** BEGIN Given records **
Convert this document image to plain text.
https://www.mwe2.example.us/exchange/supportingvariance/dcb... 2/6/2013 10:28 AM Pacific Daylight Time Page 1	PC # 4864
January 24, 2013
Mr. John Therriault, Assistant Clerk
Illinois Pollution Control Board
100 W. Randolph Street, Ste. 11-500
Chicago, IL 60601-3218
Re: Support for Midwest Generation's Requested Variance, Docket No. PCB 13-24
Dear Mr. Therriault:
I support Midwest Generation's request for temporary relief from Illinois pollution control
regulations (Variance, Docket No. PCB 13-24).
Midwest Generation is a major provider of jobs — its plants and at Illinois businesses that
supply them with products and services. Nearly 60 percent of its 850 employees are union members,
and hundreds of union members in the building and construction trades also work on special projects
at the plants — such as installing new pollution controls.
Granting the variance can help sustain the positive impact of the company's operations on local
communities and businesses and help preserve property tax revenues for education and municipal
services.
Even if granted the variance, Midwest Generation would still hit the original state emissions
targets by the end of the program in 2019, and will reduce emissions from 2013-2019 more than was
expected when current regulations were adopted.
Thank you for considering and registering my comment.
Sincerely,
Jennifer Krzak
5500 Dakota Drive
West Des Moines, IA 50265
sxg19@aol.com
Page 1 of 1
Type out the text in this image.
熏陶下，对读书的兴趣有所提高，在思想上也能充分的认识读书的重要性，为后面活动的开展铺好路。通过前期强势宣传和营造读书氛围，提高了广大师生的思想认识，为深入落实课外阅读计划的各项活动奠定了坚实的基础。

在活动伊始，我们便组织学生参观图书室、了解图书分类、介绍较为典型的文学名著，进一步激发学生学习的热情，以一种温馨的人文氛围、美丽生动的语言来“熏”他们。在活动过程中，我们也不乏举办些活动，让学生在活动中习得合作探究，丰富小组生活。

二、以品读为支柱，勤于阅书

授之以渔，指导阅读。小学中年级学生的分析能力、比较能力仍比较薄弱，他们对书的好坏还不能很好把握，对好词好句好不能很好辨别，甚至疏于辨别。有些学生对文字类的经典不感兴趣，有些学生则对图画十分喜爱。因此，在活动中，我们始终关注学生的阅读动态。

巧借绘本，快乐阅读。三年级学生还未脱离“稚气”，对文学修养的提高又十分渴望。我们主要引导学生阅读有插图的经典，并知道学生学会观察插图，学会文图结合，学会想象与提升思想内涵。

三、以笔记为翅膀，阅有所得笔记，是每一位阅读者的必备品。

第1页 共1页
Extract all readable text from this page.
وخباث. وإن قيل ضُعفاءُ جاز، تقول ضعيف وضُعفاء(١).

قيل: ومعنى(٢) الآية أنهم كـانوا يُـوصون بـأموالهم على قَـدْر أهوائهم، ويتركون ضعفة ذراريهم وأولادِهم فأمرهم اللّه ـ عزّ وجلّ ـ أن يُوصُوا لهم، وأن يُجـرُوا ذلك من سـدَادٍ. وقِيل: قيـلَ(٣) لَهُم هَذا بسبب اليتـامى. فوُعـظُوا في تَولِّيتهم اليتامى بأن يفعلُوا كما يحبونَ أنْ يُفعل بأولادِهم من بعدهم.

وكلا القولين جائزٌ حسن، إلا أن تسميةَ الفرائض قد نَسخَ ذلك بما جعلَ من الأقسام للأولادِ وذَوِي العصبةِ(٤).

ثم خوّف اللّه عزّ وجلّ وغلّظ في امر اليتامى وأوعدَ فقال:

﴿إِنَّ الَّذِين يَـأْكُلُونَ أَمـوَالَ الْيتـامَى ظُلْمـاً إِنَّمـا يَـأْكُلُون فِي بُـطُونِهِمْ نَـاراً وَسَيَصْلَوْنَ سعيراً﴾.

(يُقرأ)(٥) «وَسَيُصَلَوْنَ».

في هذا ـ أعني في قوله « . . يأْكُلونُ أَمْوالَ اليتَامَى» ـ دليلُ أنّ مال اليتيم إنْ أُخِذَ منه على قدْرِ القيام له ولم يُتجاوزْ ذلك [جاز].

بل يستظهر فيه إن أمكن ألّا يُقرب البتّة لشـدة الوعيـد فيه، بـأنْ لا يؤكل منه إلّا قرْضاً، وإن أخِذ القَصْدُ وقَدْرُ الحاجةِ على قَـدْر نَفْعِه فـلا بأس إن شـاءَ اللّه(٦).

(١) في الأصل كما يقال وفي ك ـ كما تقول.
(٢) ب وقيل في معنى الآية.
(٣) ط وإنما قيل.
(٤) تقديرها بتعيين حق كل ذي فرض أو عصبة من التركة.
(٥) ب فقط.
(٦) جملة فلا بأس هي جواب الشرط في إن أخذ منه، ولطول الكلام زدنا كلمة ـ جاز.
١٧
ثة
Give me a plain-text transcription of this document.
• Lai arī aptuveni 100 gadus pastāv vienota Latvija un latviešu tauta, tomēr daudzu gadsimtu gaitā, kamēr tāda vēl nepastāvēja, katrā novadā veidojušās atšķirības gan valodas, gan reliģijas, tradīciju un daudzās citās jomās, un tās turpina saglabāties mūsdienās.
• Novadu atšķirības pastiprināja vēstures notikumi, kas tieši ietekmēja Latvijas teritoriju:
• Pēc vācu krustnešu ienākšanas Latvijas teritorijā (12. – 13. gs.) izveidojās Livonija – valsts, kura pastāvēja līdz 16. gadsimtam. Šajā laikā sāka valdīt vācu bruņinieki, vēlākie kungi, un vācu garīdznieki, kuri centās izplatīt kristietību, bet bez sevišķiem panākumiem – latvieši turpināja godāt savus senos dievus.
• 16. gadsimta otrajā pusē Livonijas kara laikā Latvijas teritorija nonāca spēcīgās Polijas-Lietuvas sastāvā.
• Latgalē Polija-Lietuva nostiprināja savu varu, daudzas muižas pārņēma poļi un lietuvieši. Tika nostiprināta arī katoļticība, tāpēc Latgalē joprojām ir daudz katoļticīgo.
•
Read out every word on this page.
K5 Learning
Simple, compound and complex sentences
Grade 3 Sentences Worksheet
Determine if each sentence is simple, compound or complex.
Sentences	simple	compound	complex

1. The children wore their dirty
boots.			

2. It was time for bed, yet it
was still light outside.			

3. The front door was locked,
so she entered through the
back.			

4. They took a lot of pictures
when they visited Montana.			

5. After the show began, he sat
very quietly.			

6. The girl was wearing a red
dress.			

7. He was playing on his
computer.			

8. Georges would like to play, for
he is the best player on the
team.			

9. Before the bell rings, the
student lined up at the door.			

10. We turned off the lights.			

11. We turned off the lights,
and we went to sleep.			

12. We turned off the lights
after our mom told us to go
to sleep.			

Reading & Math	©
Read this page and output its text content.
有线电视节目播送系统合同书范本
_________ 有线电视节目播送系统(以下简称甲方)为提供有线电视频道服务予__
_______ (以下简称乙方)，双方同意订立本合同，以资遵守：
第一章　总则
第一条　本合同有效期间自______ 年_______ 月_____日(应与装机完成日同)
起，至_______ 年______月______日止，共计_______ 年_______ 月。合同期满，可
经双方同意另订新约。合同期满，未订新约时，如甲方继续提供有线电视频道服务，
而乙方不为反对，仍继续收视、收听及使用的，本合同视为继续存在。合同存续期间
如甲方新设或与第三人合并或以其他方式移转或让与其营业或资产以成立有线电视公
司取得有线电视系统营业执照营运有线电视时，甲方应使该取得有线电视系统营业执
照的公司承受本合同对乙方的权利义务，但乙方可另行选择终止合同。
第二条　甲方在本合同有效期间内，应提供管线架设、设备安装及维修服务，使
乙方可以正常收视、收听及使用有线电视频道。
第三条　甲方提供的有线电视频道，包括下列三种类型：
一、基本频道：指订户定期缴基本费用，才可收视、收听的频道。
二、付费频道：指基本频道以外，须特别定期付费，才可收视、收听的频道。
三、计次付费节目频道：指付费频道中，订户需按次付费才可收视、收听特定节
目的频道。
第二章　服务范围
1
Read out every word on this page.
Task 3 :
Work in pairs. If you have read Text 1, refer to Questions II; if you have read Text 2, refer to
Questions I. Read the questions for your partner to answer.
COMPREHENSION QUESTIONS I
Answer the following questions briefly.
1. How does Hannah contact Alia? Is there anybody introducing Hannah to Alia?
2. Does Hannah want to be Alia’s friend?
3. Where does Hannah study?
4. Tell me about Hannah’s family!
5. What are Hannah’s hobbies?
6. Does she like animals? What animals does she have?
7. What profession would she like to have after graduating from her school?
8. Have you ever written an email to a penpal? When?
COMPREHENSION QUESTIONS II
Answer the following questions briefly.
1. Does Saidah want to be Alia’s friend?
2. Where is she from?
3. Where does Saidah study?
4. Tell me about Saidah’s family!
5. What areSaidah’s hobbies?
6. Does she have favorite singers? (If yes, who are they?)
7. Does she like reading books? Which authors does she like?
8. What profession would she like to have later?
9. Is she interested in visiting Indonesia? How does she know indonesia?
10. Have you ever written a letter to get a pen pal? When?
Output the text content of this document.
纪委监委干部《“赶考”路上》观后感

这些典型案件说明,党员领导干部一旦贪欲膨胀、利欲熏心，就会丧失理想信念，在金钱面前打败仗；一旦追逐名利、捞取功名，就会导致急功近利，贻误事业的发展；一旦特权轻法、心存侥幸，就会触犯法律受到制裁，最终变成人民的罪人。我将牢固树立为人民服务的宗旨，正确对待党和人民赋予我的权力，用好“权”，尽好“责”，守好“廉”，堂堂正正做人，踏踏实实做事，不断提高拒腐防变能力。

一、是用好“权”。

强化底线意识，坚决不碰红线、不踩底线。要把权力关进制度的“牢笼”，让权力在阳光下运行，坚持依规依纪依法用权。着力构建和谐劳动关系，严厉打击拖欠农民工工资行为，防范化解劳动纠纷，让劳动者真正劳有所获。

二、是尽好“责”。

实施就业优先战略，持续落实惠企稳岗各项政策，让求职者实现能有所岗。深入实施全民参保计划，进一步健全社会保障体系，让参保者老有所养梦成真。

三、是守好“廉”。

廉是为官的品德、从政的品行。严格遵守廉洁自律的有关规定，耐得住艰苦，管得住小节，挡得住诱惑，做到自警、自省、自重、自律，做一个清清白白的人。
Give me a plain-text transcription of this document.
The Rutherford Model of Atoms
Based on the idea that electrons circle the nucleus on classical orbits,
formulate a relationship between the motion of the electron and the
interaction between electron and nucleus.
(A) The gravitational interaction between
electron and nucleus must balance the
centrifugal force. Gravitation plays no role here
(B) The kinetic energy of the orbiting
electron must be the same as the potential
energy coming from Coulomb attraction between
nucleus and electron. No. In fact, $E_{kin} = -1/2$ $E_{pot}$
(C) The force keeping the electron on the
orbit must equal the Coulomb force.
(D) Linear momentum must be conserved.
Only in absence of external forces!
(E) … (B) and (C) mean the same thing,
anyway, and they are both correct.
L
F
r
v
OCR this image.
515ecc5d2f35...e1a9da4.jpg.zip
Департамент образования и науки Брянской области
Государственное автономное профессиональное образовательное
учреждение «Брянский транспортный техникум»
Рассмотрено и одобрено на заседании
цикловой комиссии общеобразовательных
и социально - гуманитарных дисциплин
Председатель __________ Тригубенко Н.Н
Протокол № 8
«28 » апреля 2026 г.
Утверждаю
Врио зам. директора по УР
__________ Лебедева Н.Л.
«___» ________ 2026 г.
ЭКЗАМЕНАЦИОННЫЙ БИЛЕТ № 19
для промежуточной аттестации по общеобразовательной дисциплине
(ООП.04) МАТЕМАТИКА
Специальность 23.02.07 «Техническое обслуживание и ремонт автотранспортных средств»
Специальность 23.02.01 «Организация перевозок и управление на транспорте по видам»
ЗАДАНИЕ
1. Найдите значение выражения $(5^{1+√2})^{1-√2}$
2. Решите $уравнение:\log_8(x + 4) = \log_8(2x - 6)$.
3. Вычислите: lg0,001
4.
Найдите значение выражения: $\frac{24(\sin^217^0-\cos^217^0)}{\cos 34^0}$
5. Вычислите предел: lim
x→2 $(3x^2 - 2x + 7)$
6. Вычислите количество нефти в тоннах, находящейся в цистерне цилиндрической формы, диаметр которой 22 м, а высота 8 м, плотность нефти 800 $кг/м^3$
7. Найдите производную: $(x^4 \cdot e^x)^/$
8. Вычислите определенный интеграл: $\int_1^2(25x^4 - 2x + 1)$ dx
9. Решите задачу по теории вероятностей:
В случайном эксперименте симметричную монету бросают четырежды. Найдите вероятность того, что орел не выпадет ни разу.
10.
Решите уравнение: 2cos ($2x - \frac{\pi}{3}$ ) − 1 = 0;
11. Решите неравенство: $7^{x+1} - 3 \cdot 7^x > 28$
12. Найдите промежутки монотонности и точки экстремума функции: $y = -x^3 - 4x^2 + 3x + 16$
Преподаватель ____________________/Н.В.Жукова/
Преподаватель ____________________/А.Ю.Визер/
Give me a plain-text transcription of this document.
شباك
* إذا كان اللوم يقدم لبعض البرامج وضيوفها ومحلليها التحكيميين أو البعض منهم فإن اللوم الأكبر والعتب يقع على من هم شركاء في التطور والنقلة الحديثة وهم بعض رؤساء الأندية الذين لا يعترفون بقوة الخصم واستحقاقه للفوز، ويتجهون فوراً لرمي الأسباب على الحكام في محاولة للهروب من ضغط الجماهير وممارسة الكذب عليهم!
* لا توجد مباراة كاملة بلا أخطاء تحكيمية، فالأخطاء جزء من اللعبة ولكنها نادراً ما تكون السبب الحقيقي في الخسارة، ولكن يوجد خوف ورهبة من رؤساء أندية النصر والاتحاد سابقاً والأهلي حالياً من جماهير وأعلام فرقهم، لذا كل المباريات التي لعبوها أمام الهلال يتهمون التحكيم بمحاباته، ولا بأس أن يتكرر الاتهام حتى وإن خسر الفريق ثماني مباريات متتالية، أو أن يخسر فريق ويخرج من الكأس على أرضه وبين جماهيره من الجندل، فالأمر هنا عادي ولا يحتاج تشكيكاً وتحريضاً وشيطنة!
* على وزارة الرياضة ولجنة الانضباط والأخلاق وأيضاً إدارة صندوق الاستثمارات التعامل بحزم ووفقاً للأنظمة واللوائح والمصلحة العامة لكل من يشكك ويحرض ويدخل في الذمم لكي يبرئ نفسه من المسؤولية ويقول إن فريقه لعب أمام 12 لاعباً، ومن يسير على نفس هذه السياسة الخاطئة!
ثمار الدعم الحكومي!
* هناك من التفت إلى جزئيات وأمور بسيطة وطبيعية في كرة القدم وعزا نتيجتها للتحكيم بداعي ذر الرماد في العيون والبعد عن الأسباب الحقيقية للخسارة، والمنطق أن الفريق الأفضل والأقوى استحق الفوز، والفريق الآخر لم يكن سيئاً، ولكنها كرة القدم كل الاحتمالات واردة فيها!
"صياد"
** END Given records **
Task objective: Say how many lines above hold the word "nucleus", giving only the count.

The solution: 4